(Entri posisi item)
▼
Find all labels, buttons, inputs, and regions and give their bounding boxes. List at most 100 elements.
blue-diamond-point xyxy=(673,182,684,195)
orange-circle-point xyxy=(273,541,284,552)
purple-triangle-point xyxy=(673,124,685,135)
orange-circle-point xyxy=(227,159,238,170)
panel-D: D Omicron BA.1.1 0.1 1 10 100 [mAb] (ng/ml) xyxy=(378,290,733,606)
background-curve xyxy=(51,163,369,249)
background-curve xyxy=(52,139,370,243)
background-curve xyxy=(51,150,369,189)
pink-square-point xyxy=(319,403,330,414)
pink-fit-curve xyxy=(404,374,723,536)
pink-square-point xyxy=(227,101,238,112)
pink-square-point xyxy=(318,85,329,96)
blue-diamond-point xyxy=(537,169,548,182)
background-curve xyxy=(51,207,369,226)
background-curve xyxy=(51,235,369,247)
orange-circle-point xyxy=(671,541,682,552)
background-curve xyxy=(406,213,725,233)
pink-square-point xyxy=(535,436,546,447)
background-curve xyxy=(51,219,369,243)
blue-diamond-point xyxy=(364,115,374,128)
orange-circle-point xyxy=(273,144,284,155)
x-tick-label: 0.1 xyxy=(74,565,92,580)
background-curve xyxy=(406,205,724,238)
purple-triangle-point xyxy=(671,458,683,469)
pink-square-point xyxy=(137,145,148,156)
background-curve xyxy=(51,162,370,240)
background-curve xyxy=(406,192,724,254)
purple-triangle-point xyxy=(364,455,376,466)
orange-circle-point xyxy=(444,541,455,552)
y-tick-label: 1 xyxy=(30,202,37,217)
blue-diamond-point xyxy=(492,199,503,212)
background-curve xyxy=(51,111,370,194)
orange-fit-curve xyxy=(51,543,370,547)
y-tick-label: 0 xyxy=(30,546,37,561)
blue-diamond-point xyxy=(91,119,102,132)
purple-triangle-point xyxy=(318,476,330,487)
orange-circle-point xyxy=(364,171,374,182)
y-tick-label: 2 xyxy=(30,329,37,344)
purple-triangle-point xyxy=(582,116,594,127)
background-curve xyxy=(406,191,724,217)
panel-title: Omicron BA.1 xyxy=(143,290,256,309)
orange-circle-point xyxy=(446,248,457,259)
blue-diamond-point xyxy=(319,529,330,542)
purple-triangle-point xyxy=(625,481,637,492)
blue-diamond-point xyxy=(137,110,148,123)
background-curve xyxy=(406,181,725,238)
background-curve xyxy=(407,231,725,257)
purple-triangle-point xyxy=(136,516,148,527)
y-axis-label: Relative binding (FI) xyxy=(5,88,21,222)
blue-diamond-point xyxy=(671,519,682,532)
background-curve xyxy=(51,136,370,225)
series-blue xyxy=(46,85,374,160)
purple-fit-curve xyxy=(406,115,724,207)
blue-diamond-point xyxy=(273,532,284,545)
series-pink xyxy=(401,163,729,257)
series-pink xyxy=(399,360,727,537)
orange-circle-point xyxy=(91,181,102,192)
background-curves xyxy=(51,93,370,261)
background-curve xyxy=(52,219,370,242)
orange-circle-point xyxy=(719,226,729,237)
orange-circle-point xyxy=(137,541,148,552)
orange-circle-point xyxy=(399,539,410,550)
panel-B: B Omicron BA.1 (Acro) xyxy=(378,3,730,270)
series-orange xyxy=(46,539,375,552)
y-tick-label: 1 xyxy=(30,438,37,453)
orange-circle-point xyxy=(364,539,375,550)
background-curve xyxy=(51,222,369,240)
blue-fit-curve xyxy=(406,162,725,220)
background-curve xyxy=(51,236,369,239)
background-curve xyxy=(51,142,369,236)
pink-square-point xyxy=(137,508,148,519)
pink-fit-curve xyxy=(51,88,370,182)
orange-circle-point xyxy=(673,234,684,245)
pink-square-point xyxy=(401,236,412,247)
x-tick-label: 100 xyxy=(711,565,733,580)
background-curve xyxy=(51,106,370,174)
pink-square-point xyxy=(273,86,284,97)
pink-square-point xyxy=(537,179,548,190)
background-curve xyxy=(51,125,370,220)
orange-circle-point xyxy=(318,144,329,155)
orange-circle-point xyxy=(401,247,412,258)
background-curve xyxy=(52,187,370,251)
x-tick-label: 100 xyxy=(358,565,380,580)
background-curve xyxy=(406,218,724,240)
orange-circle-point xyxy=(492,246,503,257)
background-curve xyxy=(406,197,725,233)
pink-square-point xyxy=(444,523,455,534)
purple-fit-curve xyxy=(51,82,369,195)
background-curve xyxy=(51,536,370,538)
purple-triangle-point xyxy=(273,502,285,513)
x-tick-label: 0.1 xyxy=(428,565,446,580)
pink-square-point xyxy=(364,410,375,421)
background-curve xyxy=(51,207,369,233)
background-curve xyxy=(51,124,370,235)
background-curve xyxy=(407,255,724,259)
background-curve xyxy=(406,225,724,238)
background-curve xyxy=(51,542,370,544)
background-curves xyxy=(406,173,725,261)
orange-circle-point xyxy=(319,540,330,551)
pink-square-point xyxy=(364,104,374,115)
▲
Permintaan = Tulis ulang bagian dari awal item sampai dengan baris yang memuat "y-tick-label: 1 xyxy=(30,202,37,217)", dengan mengganti setiap "background-curve" menjadi "background-line" tanpa mengubah apa pun selain itu.

Hasil Latihan Ini =
Find all labels, buttons, inputs, and regions and give their bounding boxes. List at most 100 elements.
blue-diamond-point xyxy=(673,182,684,195)
orange-circle-point xyxy=(273,541,284,552)
purple-triangle-point xyxy=(673,124,685,135)
orange-circle-point xyxy=(227,159,238,170)
panel-D: D Omicron BA.1.1 0.1 1 10 100 [mAb] (ng/ml) xyxy=(378,290,733,606)
background-line xyxy=(51,163,369,249)
background-line xyxy=(52,139,370,243)
background-line xyxy=(51,150,369,189)
pink-square-point xyxy=(319,403,330,414)
pink-fit-curve xyxy=(404,374,723,536)
pink-square-point xyxy=(227,101,238,112)
pink-square-point xyxy=(318,85,329,96)
blue-diamond-point xyxy=(537,169,548,182)
background-line xyxy=(51,207,369,226)
background-line xyxy=(51,235,369,247)
orange-circle-point xyxy=(671,541,682,552)
background-line xyxy=(406,213,725,233)
pink-square-point xyxy=(535,436,546,447)
background-line xyxy=(51,219,369,243)
blue-diamond-point xyxy=(364,115,374,128)
orange-circle-point xyxy=(273,144,284,155)
x-tick-label: 0.1 xyxy=(74,565,92,580)
background-line xyxy=(406,205,724,238)
purple-triangle-point xyxy=(671,458,683,469)
pink-square-point xyxy=(137,145,148,156)
background-line xyxy=(51,162,370,240)
background-line xyxy=(406,192,724,254)
purple-triangle-point xyxy=(364,455,376,466)
orange-circle-point xyxy=(444,541,455,552)
y-tick-label: 1 xyxy=(30,202,37,217)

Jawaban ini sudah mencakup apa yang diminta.